=== Instructions for the task ===
What is the number of lines in the entries that include the word "time"? Respond with the number only.
* * *
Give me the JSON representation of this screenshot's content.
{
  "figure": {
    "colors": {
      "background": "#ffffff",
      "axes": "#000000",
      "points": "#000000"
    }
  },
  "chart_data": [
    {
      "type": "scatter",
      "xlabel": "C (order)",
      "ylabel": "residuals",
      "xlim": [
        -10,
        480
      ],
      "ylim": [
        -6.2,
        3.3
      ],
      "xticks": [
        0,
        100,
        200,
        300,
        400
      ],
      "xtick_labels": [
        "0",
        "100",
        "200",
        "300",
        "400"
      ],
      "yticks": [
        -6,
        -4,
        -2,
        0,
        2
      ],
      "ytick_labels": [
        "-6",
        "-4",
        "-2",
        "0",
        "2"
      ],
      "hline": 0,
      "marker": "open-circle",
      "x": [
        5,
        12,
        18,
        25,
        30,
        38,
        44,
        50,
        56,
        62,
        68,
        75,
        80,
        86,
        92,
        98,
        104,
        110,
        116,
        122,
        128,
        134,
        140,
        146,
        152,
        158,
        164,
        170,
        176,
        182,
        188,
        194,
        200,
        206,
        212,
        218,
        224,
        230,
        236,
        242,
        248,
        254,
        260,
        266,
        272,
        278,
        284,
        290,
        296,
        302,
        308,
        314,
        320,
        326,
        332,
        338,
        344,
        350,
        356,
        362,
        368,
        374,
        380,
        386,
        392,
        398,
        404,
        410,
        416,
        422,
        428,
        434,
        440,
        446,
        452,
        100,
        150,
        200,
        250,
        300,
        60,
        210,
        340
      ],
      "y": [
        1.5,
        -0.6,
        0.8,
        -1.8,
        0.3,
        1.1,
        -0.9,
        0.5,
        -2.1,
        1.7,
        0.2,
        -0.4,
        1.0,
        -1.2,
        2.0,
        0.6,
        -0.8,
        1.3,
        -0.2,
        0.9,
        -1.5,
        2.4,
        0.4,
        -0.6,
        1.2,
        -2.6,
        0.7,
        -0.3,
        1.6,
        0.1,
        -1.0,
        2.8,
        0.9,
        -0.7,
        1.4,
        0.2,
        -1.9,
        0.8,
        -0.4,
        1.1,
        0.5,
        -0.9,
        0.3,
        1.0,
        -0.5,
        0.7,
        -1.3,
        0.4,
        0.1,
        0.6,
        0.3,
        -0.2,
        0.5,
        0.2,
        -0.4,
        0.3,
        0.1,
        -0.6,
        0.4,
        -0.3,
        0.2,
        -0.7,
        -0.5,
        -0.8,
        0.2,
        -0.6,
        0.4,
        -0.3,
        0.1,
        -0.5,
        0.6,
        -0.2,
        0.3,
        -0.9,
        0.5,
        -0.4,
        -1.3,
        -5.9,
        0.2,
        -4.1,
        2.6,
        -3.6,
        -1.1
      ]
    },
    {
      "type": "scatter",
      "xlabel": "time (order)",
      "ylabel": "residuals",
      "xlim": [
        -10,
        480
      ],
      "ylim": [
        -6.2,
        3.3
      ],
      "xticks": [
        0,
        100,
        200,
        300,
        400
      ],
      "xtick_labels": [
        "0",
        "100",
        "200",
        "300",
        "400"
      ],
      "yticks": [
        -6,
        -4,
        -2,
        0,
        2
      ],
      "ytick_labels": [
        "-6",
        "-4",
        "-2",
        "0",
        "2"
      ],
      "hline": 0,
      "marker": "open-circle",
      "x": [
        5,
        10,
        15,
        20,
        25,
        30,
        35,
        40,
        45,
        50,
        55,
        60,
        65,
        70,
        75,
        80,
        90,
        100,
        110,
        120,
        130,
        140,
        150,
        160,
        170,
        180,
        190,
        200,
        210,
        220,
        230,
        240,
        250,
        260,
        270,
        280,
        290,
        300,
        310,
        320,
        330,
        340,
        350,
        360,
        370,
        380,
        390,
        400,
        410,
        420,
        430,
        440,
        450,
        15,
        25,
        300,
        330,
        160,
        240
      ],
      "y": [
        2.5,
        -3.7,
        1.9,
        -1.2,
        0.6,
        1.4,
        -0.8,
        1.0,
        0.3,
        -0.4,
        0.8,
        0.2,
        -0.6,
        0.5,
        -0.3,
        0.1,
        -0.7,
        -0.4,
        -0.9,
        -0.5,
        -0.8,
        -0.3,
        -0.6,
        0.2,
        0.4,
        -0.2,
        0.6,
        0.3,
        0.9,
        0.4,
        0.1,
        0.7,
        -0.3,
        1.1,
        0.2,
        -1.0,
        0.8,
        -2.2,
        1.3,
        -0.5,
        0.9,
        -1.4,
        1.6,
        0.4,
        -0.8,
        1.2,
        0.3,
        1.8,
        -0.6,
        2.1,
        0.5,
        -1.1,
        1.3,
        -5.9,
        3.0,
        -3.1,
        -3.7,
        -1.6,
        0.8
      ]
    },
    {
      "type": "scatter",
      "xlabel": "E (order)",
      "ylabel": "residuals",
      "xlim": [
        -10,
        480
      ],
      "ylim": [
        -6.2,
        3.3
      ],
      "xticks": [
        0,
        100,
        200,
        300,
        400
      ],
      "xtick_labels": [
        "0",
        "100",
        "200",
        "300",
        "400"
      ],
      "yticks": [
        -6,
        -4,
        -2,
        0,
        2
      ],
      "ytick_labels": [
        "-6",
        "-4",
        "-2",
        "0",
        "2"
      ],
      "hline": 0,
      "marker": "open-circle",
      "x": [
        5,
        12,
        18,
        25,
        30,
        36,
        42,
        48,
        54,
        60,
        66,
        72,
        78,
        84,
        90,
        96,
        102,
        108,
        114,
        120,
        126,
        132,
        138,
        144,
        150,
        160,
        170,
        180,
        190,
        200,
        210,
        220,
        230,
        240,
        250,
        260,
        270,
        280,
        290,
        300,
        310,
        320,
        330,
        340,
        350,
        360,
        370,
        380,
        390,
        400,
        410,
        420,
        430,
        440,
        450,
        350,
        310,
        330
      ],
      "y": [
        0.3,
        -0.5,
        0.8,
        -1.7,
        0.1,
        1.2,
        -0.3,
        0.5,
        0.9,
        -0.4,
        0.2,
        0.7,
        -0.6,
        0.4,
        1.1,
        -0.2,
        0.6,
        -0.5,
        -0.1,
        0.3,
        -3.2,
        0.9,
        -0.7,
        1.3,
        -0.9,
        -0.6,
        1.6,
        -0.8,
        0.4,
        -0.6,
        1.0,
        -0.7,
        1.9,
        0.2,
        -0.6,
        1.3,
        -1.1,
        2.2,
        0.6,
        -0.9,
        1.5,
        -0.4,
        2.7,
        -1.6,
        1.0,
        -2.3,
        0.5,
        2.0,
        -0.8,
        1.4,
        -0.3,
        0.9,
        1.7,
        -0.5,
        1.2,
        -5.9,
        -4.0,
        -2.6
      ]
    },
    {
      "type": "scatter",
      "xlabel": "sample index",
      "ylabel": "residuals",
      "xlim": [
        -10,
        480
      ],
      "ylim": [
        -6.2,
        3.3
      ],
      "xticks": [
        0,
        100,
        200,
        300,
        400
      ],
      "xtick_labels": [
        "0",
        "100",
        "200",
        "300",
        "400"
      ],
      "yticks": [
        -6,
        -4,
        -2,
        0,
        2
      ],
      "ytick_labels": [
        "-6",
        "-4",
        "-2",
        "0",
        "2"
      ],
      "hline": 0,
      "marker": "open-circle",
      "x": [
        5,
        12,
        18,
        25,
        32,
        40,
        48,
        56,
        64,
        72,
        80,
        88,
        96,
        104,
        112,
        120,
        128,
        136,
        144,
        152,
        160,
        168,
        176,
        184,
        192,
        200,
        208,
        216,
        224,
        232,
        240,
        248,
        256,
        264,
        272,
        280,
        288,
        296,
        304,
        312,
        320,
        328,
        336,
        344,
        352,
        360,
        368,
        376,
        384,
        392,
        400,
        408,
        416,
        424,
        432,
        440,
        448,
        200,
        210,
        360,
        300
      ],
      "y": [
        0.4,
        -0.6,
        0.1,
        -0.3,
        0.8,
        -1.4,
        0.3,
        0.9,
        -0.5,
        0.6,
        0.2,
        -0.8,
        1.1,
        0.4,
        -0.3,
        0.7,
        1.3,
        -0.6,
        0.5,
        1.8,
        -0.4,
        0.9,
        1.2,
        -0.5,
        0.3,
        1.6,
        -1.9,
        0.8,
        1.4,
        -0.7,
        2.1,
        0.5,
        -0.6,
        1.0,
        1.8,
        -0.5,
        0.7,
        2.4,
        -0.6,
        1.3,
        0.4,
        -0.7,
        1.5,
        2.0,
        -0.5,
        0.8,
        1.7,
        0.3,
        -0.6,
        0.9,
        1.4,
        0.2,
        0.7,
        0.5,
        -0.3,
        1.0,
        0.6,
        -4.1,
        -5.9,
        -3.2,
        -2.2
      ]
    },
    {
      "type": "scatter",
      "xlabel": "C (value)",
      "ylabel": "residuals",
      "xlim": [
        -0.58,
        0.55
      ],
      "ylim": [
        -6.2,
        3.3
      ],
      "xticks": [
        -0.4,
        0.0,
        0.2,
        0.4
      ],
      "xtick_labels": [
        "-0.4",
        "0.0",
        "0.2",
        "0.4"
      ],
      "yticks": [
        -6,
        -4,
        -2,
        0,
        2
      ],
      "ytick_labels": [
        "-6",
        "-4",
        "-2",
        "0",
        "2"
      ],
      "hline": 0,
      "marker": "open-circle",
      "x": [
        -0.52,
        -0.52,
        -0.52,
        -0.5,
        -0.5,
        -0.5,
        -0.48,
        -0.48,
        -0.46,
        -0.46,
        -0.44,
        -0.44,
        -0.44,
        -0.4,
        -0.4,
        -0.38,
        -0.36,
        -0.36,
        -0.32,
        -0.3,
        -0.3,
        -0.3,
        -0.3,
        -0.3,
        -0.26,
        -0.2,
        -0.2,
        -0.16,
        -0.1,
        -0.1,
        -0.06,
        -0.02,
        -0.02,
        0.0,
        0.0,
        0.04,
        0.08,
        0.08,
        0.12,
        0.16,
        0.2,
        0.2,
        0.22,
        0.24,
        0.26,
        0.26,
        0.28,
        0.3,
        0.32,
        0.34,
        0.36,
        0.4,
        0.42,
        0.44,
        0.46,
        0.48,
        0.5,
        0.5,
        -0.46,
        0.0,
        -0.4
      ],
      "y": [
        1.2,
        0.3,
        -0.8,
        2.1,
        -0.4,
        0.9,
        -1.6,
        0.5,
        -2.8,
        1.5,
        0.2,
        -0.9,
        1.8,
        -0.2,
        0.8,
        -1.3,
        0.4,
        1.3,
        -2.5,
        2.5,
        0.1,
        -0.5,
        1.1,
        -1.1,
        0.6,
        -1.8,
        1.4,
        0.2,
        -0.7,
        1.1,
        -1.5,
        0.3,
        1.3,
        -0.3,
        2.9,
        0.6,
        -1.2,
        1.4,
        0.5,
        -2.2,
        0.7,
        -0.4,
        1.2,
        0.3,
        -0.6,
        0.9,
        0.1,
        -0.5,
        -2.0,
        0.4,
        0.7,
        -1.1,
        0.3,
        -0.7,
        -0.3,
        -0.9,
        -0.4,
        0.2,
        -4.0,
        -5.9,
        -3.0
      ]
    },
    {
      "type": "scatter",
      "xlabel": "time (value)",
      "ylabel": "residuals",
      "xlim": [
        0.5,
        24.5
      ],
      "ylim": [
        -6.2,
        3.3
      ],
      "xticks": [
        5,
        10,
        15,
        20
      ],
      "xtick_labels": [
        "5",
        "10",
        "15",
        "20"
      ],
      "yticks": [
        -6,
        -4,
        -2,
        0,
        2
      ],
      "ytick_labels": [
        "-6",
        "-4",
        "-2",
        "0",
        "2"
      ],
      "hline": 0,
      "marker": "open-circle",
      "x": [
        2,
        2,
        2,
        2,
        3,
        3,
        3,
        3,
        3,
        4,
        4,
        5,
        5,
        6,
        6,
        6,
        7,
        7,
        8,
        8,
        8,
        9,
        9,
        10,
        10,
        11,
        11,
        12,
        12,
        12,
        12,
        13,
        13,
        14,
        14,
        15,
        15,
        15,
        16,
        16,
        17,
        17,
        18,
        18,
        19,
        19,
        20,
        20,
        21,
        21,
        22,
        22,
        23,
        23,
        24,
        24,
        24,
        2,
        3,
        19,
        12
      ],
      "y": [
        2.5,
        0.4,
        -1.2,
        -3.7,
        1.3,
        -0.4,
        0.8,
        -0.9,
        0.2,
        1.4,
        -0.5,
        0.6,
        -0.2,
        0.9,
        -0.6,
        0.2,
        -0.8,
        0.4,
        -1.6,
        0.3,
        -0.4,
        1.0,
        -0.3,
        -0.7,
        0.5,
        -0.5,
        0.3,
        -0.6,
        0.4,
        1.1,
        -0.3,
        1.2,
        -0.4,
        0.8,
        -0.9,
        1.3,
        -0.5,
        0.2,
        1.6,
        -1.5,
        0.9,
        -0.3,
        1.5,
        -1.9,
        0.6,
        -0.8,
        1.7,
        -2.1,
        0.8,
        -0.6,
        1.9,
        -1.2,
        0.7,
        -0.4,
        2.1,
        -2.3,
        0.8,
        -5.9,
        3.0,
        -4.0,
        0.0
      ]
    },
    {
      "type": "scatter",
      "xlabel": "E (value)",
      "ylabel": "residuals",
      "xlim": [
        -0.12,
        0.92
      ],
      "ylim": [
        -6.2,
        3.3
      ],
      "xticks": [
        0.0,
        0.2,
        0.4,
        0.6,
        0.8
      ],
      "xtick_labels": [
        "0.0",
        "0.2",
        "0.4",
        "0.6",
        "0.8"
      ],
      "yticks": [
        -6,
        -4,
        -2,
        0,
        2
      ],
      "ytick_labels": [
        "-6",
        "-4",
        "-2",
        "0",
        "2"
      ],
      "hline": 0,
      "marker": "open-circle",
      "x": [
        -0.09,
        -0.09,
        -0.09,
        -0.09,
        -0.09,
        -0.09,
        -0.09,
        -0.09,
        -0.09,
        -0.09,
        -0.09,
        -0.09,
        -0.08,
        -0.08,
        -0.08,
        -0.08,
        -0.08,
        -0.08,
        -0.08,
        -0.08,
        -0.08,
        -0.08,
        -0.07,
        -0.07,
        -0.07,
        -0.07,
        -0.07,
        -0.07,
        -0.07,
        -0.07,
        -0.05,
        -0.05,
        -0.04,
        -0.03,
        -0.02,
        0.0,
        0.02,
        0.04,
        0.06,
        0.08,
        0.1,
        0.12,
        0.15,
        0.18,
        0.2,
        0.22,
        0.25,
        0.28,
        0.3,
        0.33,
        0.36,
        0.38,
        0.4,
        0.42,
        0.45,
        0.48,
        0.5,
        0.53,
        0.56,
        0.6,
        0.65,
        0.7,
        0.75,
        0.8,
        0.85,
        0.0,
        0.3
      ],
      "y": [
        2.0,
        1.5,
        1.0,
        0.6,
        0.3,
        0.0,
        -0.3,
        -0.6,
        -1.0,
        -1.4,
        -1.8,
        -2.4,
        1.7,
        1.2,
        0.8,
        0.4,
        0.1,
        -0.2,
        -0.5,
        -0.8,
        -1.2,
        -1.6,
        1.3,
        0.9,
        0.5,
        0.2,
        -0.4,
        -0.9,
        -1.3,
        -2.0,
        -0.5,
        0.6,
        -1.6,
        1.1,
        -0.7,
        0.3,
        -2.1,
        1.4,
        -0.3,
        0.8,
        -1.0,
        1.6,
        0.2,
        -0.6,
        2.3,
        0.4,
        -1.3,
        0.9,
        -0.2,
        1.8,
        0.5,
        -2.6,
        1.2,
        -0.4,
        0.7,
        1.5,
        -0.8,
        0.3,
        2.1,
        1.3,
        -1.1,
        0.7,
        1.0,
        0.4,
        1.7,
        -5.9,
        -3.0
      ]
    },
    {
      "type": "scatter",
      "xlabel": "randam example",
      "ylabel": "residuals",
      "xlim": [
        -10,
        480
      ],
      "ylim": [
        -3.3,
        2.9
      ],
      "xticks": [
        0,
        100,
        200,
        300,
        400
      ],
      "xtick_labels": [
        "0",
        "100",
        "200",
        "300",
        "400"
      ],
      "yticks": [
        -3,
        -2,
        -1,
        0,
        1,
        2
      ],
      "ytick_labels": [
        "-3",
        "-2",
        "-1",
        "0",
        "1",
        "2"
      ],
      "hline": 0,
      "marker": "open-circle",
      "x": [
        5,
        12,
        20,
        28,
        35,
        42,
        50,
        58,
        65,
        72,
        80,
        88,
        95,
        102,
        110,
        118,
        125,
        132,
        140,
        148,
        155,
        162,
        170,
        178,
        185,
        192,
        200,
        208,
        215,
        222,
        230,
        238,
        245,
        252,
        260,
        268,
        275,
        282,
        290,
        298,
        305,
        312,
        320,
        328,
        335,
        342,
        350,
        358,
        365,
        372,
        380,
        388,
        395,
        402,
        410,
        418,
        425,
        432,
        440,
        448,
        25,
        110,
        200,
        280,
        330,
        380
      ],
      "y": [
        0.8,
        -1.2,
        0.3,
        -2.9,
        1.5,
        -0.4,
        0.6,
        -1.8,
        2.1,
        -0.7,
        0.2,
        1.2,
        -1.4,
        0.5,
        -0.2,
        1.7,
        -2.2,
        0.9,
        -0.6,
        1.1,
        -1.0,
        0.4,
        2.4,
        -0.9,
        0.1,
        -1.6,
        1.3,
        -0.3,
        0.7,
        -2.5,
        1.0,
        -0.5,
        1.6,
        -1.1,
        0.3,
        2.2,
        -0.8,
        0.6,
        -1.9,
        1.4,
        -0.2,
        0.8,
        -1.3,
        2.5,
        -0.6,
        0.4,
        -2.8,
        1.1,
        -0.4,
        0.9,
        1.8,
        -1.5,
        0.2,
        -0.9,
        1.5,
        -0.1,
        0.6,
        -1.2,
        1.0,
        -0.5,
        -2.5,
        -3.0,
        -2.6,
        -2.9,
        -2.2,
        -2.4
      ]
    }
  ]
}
* * *
=== Problem solution ===
2